[Given task]
Please update the rows from the line containing "height-header-cell: 150-155 [205,18,291,64]" through the line containing "section-label-top: 上衣 [52,176,88,197]", changing "size-cell" to "value-cell" and leaving everything else as it is. Return only those lines.

□ □ □ □ □

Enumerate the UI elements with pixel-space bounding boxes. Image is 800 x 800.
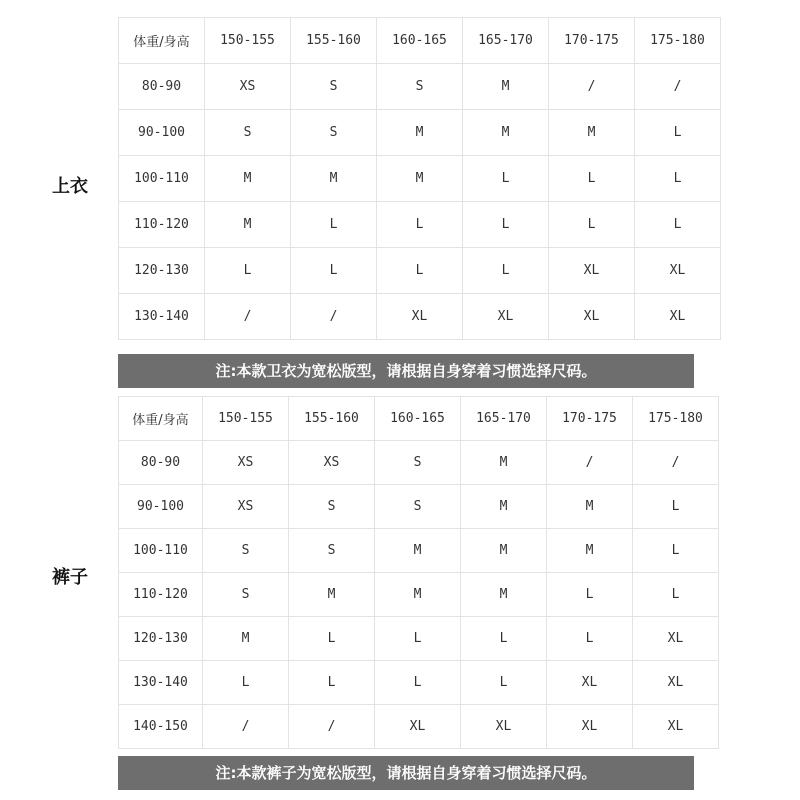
height-header-cell: 150-155 [205,18,291,64]
section-label-bottom: 裤子 [52,567,88,588]
size-cell: / [547,441,633,485]
size-cell: L [461,617,547,661]
note-banner-bottom: 注:本款裤子为宽松版型，请根据自身穿着习惯选择尺码。 [118,756,694,790]
size-cell: XL [633,705,719,749]
table-row [119,573,719,617]
note-banner-top: 注:本款卫衣为宽松版型，请根据自身穿着习惯选择尺码。 [118,354,694,388]
corner-header-cell: 体重/身高 [119,397,203,441]
size-cell: L [547,573,633,617]
size-cell: XS [289,441,375,485]
section-label-top: 上衣 [52,176,88,197]
size-cell: / [549,64,635,110]
table-row [119,485,719,529]
weight-header-cell: 140-150 [119,705,203,749]
size-cell: M [461,573,547,617]
weight-header-cell: 110-120 [119,202,205,248]
weight-header-cell: 100-110 [119,156,205,202]
height-header-cell: 160-165 [377,18,463,64]
table-header-row [119,18,721,64]
size-cell: / [291,294,377,340]
table-row [119,248,721,294]
size-cell: XL [635,294,721,340]
table-row [119,202,721,248]
size-cell: L [291,202,377,248]
size-cell: / [635,64,721,110]
height-header-cell: 165-170 [463,18,549,64]
size-cell: L [291,248,377,294]
size-cell: L [547,617,633,661]
size-cell: XL [461,705,547,749]
size-cell: S [377,64,463,110]
size-cell: / [289,705,375,749]
table-row [119,441,719,485]
size-cell: S [289,485,375,529]
table-row [119,294,721,340]
size-cell: M [377,110,463,156]
size-cell: L [635,110,721,156]
size-cell: M [291,156,377,202]
table-row [119,529,719,573]
size-cell: L [633,485,719,529]
weight-header-cell: 130-140 [119,661,203,705]
size-cell: XL [547,705,633,749]
table-row [119,617,719,661]
size-cell: XS [205,64,291,110]
height-header-cell: 150-155 [203,397,289,441]
height-header-cell: 175-180 [633,397,719,441]
size-cell: M [377,156,463,202]
size-cell: S [203,529,289,573]
size-cell: M [547,529,633,573]
size-cell: L [549,202,635,248]
size-cell: M [549,110,635,156]
size-cell: L [377,202,463,248]
size-cell: L [289,617,375,661]
size-cell: XL [635,248,721,294]
size-cell: S [203,573,289,617]
size-cell: L [463,248,549,294]
weight-header-cell: 120-130 [119,248,205,294]
size-cell: M [375,529,461,573]
size-cell: XL [633,617,719,661]
size-cell: XS [203,441,289,485]
weight-header-cell: 130-140 [119,294,205,340]
weight-header-cell: 80-90 [119,441,203,485]
size-cell: L [375,617,461,661]
size-cell: L [461,661,547,705]
size-cell: M [375,573,461,617]
size-cell: S [291,64,377,110]
size-cell: S [289,529,375,573]
weight-header-cell: 100-110 [119,529,203,573]
size-cell: L [633,529,719,573]
size-cell: / [203,705,289,749]
size-cell: M [463,64,549,110]
height-header-cell: 165-170 [461,397,547,441]
weight-header-cell: 90-100 [119,485,203,529]
size-table-bottom [118,396,719,749]
size-cell: L [463,202,549,248]
size-cell: L [377,248,463,294]
table-header-row [119,397,719,441]
size-cell: S [375,485,461,529]
size-cell: XL [549,294,635,340]
size-cell: XL [549,248,635,294]
size-cell: / [205,294,291,340]
size-cell: M [461,529,547,573]
size-cell: XL [547,661,633,705]
size-cell: M [463,110,549,156]
height-header-cell: 160-165 [375,397,461,441]
size-cell: M [205,156,291,202]
size-cell: XL [463,294,549,340]
weight-header-cell: 90-100 [119,110,205,156]
size-cell: L [375,661,461,705]
size-cell: M [547,485,633,529]
table-row [119,64,721,110]
size-cell: M [205,202,291,248]
size-cell: M [461,485,547,529]
size-cell: L [463,156,549,202]
table-row [119,661,719,705]
size-cell: L [635,156,721,202]
size-cell: L [635,202,721,248]
weight-header-cell: 120-130 [119,617,203,661]
size-cell: S [291,110,377,156]
height-header-cell: 170-175 [549,18,635,64]
height-header-cell: 155-160 [289,397,375,441]
weight-header-cell: 80-90 [119,64,205,110]
table-row [119,705,719,749]
size-cell: M [461,441,547,485]
height-header-cell: 175-180 [635,18,721,64]
size-cell: L [289,661,375,705]
size-cell: L [633,573,719,617]
height-header-cell: 155-160 [291,18,377,64]
size-cell: M [203,617,289,661]
size-cell: L [549,156,635,202]
size-cell: L [203,661,289,705]
size-cell: M [289,573,375,617]
table-row [119,156,721,202]
table-row [119,110,721,156]
size-cell: L [205,248,291,294]
corner-header-cell: 体重/身高 [119,18,205,64]
size-cell: XL [375,705,461,749]
size-cell: / [633,441,719,485]
size-cell: XS [203,485,289,529]
size-cell: S [375,441,461,485]
weight-header-cell: 110-120 [119,573,203,617]
height-header-cell: 170-175 [547,397,633,441]
size-table-top [118,17,721,340]
size-cell: S [205,110,291,156]
size-cell: XL [377,294,463,340]
size-cell: XL [633,661,719,705]
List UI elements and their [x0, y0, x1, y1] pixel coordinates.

□ □ □ □ □

[Task output]
height-header-cell: 150-155 [205,18,291,64]
section-label-bottom: 裤子 [52,567,88,588]
value-cell: / [547,441,633,485]
value-cell: L [461,617,547,661]
note-banner-bottom: 注:本款裤子为宽松版型，请根据自身穿着习惯选择尺码。 [118,756,694,790]
value-cell: XL [633,705,719,749]
table-row [119,573,719,617]
note-banner-top: 注:本款卫衣为宽松版型，请根据自身穿着习惯选择尺码。 [118,354,694,388]
corner-header-cell: 体重/身高 [119,397,203,441]
value-cell: L [547,573,633,617]
value-cell: XS [289,441,375,485]
section-label-top: 上衣 [52,176,88,197]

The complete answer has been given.